#### [PROVIDED MATERIAL]
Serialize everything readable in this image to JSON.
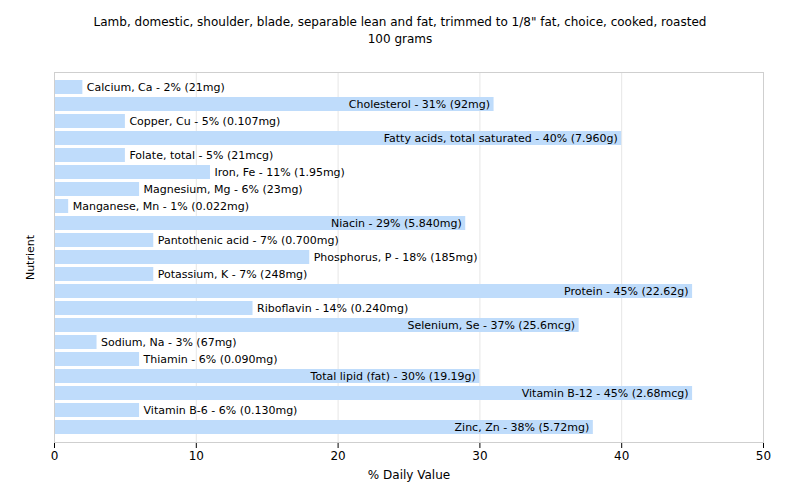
{
  "chart_data": {
    "type": "bar",
    "orientation": "horizontal",
    "title": "Lamb, domestic, shoulder, blade, separable lean and fat, trimmed to 1/8\" fat, choice, cooked, roasted",
    "subtitle": "100 grams",
    "x_label": "% Daily Value",
    "y_label": "Nutrient",
    "categories": [
      "Calcium, Ca",
      "Cholesterol",
      "Copper, Cu",
      "Fatty acids, total saturated",
      "Folate, total",
      "Iron, Fe",
      "Magnesium, Mg",
      "Manganese, Mn",
      "Niacin",
      "Pantothenic acid",
      "Phosphorus, P",
      "Potassium, K",
      "Protein",
      "Riboflavin",
      "Selenium, Se",
      "Sodium, Na",
      "Thiamin",
      "Total lipid (fat)",
      "Vitamin B-12",
      "Vitamin B-6",
      "Zinc, Zn"
    ],
    "values": [
      2,
      31,
      5,
      40,
      5,
      11,
      6,
      1,
      29,
      7,
      18,
      7,
      45,
      14,
      37,
      3,
      6,
      30,
      45,
      6,
      38
    ],
    "value_labels": [
      "Calcium, Ca - 2% (21mg)",
      "Cholesterol - 31% (92mg)",
      "Copper, Cu - 5% (0.107mg)",
      "Fatty acids, total saturated - 40% (7.960g)",
      "Folate, total - 5% (21mcg)",
      "Iron, Fe - 11% (1.95mg)",
      "Magnesium, Mg - 6% (23mg)",
      "Manganese, Mn - 1% (0.022mg)",
      "Niacin - 29% (5.840mg)",
      "Pantothenic acid - 7% (0.700mg)",
      "Phosphorus, P - 18% (185mg)",
      "Potassium, K - 7% (248mg)",
      "Protein - 45% (22.62g)",
      "Riboflavin - 14% (0.240mg)",
      "Selenium, Se - 37% (25.6mcg)",
      "Sodium, Na - 3% (67mg)",
      "Thiamin - 6% (0.090mg)",
      "Total lipid (fat) - 30% (19.19g)",
      "Vitamin B-12 - 45% (2.68mcg)",
      "Vitamin B-6 - 6% (0.130mg)",
      "Zinc, Zn - 38% (5.72mg)"
    ],
    "data_labels": true,
    "color": "#bfdcfb",
    "xlim": [
      0,
      50
    ],
    "xticks": [
      0,
      10,
      20,
      30,
      40,
      50
    ],
    "grid": true,
    "tick_labels": "x"
  }
}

#### [WHAT YOU ARE ASKED TO DO]
Repeat exactly, please: transcribe each entry and leave out the pictures.

#### [ANSWER SECTION]
Serialize everything readable in this image to JSON.
{
  "chart_data": {
    "type": "bar",
    "orientation": "horizontal",
    "title": "Lamb, domestic, shoulder, blade, separable lean and fat, trimmed to 1/8\" fat, choice, cooked, roasted",
    "subtitle": "100 grams",
    "x_label": "% Daily Value",
    "y_label": "Nutrient",
    "categories": [
      "Calcium, Ca",
      "Cholesterol",
      "Copper, Cu",
      "Fatty acids, total saturated",
      "Folate, total",
      "Iron, Fe",
      "Magnesium, Mg",
      "Manganese, Mn",
      "Niacin",
      "Pantothenic acid",
      "Phosphorus, P",
      "Potassium, K",
      "Protein",
      "Riboflavin",
      "Selenium, Se",
      "Sodium, Na",
      "Thiamin",
      "Total lipid (fat)",
      "Vitamin B-12",
      "Vitamin B-6",
      "Zinc, Zn"
    ],
    "values": [
      2,
      31,
      5,
      40,
      5,
      11,
      6,
      1,
      29,
      7,
      18,
      7,
      45,
      14,
      37,
      3,
      6,
      30,
      45,
      6,
      38
    ],
    "value_labels": [
      "Calcium, Ca - 2% (21mg)",
      "Cholesterol - 31% (92mg)",
      "Copper, Cu - 5% (0.107mg)",
      "Fatty acids, total saturated - 40% (7.960g)",
      "Folate, total - 5% (21mcg)",
      "Iron, Fe - 11% (1.95mg)",
      "Magnesium, Mg - 6% (23mg)",
      "Manganese, Mn - 1% (0.022mg)",
      "Niacin - 29% (5.840mg)",
      "Pantothenic acid - 7% (0.700mg)",
      "Phosphorus, P - 18% (185mg)",
      "Potassium, K - 7% (248mg)",
      "Protein - 45% (22.62g)",
      "Riboflavin - 14% (0.240mg)",
      "Selenium, Se - 37% (25.6mcg)",
      "Sodium, Na - 3% (67mg)",
      "Thiamin - 6% (0.090mg)",
      "Total lipid (fat) - 30% (19.19g)",
      "Vitamin B-12 - 45% (2.68mcg)",
      "Vitamin B-6 - 6% (0.130mg)",
      "Zinc, Zn - 38% (5.72mg)"
    ],
    "data_labels": true,
    "color": "#bfdcfb",
    "xlim": [
      0,
      50
    ],
    "xticks": [
      0,
      10,
      20,
      30,
      40,
      50
    ],
    "grid": true,
    "tick_labels": "x"
  }
}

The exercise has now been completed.